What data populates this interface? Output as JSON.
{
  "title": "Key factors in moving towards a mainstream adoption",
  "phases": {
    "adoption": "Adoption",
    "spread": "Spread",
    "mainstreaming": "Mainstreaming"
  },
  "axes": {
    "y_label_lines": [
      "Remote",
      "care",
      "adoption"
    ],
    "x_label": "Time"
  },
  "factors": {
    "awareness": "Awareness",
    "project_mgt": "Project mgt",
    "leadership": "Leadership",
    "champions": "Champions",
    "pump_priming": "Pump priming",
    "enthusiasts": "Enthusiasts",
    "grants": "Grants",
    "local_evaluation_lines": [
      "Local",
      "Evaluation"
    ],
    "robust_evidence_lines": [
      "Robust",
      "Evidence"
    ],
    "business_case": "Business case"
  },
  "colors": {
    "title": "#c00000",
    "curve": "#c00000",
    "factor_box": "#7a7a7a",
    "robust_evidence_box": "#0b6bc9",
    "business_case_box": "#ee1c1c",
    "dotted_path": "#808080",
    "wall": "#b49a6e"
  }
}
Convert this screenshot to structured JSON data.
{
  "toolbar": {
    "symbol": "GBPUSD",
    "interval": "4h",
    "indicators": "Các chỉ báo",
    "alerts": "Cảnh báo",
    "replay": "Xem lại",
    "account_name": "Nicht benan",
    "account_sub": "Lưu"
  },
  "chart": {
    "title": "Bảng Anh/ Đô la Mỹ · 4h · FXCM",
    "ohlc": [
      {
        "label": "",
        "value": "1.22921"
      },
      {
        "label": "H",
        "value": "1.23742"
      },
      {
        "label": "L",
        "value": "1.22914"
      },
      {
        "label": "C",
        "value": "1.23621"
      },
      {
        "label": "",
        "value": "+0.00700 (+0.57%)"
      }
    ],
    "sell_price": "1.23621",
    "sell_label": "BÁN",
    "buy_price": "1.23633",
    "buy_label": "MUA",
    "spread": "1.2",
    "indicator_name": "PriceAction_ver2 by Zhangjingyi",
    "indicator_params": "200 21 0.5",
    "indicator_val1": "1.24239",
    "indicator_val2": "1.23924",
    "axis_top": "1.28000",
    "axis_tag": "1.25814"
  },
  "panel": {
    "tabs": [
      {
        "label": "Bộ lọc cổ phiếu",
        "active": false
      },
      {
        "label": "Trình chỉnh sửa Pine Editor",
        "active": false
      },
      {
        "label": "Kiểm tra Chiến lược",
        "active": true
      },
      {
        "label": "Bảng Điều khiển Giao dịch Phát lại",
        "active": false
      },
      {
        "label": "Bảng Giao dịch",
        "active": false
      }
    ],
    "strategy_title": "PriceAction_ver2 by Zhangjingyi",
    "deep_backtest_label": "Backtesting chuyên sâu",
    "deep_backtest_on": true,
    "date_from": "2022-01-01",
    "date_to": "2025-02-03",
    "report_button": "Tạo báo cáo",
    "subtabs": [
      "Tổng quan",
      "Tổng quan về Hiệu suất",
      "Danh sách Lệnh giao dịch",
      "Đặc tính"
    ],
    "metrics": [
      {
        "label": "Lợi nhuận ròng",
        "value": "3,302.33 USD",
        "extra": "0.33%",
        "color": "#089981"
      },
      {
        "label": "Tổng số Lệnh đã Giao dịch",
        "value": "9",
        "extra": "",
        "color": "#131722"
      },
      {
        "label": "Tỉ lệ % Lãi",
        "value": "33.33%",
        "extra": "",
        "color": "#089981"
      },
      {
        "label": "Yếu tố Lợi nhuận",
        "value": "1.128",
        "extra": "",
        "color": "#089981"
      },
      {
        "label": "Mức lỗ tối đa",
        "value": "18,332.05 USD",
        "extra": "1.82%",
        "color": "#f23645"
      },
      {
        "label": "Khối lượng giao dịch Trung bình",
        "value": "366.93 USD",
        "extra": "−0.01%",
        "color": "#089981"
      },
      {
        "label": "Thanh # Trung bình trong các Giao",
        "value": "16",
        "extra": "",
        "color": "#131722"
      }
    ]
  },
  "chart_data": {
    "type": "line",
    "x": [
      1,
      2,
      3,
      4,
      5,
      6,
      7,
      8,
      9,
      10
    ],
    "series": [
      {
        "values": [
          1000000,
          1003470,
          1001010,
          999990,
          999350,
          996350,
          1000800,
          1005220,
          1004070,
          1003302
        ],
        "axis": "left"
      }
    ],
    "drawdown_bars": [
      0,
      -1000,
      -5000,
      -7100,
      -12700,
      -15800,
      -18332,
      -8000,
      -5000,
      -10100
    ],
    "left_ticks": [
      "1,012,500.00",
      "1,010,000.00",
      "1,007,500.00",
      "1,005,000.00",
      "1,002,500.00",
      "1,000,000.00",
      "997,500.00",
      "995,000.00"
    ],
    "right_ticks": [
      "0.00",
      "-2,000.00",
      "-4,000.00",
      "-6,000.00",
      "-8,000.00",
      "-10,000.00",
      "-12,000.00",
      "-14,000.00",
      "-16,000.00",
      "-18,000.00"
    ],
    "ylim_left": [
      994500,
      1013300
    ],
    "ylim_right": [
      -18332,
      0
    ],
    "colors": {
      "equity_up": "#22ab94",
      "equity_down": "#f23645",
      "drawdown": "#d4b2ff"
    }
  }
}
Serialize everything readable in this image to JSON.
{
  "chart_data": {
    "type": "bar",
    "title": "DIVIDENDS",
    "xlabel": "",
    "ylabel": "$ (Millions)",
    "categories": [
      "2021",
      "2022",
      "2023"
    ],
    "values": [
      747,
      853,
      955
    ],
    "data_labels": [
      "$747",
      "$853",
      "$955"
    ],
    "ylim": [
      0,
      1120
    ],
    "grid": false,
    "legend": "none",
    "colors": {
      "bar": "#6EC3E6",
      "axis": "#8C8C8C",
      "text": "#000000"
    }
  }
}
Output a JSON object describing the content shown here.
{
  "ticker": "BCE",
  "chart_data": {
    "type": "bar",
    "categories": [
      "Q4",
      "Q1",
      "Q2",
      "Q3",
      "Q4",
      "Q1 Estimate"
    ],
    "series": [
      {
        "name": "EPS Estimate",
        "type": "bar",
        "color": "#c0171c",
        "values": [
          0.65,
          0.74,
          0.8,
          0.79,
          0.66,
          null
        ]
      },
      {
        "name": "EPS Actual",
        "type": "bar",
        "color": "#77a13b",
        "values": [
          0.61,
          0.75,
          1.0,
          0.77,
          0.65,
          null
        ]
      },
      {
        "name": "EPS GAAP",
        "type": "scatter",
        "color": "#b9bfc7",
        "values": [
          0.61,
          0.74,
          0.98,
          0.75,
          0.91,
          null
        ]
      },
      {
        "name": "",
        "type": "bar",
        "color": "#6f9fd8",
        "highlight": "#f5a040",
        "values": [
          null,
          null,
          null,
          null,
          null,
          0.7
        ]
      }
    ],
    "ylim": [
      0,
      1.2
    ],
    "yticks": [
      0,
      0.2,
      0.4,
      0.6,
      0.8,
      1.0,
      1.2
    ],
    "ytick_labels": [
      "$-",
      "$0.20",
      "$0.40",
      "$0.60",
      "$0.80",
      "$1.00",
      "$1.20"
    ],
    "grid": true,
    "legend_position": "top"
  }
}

Work to do: Return each line of the listing that holds the string "Zhangjingyi".

The response:
    "indicator_name": "PriceAction_ver2 by Zhangjingyi",
    "strategy_title": "PriceAction_ver2 by Zhangjingyi",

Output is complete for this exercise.